:: WHAT THE EXERCISE ASKS ::
Search the material for "первый" and show all lines that contain it.

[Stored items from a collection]
|---|

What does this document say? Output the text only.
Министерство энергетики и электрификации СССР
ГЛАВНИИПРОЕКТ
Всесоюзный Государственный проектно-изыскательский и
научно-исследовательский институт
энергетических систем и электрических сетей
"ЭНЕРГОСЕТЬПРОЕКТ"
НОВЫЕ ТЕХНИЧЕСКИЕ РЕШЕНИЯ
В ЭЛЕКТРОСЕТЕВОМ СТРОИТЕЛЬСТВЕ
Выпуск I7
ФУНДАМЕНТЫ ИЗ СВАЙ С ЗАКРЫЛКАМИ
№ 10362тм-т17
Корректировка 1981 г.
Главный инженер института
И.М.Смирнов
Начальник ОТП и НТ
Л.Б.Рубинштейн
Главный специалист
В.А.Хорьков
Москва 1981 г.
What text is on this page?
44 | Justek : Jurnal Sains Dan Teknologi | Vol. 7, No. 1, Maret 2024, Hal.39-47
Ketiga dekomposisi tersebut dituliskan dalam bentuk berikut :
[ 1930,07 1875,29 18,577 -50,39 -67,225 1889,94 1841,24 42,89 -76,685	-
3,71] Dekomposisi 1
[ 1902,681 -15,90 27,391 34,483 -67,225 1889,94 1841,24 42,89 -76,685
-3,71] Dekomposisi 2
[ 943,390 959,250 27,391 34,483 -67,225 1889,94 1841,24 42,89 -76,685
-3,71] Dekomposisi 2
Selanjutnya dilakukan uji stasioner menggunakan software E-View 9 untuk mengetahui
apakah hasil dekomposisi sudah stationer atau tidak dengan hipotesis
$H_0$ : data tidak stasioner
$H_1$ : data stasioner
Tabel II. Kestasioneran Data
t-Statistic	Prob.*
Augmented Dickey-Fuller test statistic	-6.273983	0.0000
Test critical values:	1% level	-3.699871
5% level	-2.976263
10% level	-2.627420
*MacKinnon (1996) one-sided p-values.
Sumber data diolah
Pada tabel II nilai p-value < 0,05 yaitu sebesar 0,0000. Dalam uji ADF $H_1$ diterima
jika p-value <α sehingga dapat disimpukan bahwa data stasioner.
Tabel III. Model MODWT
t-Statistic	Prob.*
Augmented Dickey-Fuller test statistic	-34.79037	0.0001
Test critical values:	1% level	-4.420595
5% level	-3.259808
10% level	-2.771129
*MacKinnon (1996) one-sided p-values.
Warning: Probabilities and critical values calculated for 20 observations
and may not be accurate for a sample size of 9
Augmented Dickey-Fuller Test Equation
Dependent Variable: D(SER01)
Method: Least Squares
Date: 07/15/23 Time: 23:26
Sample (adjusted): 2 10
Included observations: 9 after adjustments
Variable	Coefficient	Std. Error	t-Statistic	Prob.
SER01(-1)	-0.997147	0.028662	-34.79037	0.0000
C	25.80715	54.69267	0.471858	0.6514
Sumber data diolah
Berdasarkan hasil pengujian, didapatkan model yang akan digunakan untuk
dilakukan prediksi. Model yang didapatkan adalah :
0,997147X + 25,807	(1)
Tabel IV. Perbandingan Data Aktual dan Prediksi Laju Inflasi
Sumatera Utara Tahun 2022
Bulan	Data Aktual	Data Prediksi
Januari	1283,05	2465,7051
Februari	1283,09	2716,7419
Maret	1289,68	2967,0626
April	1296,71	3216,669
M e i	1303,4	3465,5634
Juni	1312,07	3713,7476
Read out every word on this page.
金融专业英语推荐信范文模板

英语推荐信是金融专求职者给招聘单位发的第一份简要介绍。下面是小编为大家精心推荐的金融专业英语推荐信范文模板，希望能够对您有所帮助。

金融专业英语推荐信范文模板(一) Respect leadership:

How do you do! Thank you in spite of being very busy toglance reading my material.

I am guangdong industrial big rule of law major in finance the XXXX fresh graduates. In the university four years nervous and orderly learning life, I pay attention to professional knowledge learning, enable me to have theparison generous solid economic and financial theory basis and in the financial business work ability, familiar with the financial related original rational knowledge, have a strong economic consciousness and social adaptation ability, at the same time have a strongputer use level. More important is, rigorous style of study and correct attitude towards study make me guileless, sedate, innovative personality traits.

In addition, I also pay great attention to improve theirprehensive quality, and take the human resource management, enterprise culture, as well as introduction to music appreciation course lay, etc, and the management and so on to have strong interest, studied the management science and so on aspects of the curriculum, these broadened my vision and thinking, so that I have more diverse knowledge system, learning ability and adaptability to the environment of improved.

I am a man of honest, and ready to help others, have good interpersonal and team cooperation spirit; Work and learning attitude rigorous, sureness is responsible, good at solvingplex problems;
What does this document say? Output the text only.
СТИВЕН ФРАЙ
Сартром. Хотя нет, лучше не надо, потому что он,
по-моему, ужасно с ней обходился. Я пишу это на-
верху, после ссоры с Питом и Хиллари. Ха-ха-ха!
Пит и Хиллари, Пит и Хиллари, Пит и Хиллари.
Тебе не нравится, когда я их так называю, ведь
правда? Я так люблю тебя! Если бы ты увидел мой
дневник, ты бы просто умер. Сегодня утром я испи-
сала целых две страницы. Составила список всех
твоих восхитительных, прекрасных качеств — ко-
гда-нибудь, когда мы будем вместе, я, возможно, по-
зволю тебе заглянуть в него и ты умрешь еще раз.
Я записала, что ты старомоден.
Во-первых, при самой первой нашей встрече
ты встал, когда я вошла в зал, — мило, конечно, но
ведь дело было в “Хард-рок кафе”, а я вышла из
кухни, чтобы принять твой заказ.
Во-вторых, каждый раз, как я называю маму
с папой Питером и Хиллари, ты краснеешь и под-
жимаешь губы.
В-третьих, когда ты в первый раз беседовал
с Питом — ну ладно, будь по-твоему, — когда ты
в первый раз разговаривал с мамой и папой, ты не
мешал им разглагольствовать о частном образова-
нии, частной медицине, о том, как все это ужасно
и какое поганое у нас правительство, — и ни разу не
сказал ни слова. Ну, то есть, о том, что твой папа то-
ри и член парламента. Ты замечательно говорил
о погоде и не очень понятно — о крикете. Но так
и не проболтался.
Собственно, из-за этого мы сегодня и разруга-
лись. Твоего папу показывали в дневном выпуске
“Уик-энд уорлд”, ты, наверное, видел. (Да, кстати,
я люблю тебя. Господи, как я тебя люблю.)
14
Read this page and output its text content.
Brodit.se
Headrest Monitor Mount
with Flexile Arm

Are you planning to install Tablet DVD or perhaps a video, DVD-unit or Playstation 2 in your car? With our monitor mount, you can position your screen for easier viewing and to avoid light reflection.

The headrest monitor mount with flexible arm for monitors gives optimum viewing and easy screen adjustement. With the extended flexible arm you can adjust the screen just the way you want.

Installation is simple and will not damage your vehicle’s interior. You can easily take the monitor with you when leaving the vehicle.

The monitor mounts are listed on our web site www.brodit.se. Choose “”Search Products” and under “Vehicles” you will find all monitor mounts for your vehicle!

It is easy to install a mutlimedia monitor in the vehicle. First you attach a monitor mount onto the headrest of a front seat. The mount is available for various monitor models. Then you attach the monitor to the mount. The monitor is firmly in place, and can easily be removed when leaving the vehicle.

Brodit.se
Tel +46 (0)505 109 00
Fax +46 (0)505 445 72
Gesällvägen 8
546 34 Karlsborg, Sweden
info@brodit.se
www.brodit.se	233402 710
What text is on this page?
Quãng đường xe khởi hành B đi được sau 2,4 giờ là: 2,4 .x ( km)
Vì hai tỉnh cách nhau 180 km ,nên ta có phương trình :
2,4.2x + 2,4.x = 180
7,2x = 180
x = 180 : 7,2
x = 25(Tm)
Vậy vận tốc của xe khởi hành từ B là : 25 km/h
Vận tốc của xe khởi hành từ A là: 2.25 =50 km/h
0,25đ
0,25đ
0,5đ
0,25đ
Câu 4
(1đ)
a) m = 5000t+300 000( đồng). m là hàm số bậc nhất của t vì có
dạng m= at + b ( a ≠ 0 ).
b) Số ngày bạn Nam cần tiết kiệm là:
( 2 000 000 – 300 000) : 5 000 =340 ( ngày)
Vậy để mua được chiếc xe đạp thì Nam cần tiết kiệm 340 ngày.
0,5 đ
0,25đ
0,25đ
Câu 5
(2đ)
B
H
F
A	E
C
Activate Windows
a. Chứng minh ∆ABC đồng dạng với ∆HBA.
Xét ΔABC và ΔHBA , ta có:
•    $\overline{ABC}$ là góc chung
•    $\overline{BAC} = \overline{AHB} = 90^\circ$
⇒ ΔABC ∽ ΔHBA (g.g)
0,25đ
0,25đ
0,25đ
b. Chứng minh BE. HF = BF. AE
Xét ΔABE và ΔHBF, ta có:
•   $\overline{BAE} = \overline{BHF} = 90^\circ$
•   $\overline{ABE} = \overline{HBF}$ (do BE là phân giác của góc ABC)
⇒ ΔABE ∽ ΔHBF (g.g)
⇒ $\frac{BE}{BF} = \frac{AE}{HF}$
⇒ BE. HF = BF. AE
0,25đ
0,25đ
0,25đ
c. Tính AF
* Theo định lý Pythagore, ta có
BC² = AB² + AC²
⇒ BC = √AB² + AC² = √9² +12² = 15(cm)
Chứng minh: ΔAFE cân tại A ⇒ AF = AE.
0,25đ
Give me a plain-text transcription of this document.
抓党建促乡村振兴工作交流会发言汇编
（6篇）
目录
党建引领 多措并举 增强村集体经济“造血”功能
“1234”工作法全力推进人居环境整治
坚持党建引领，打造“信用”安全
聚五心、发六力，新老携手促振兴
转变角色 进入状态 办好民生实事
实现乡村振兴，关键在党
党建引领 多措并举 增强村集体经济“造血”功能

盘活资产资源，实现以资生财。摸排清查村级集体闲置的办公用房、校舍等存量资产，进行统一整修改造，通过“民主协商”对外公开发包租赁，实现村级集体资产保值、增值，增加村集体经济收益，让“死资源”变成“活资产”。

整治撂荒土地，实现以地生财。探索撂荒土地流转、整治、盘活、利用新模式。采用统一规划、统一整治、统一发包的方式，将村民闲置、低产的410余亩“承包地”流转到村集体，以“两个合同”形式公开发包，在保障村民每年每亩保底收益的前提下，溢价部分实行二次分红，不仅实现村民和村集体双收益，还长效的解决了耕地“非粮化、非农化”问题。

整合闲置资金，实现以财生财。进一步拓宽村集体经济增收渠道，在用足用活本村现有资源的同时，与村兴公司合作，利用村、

|---|

:: THE OUTPUT ::
В-третьих, когда ты в первый раз беседовал
в первый раз разговаривал с мамой и папой, ты не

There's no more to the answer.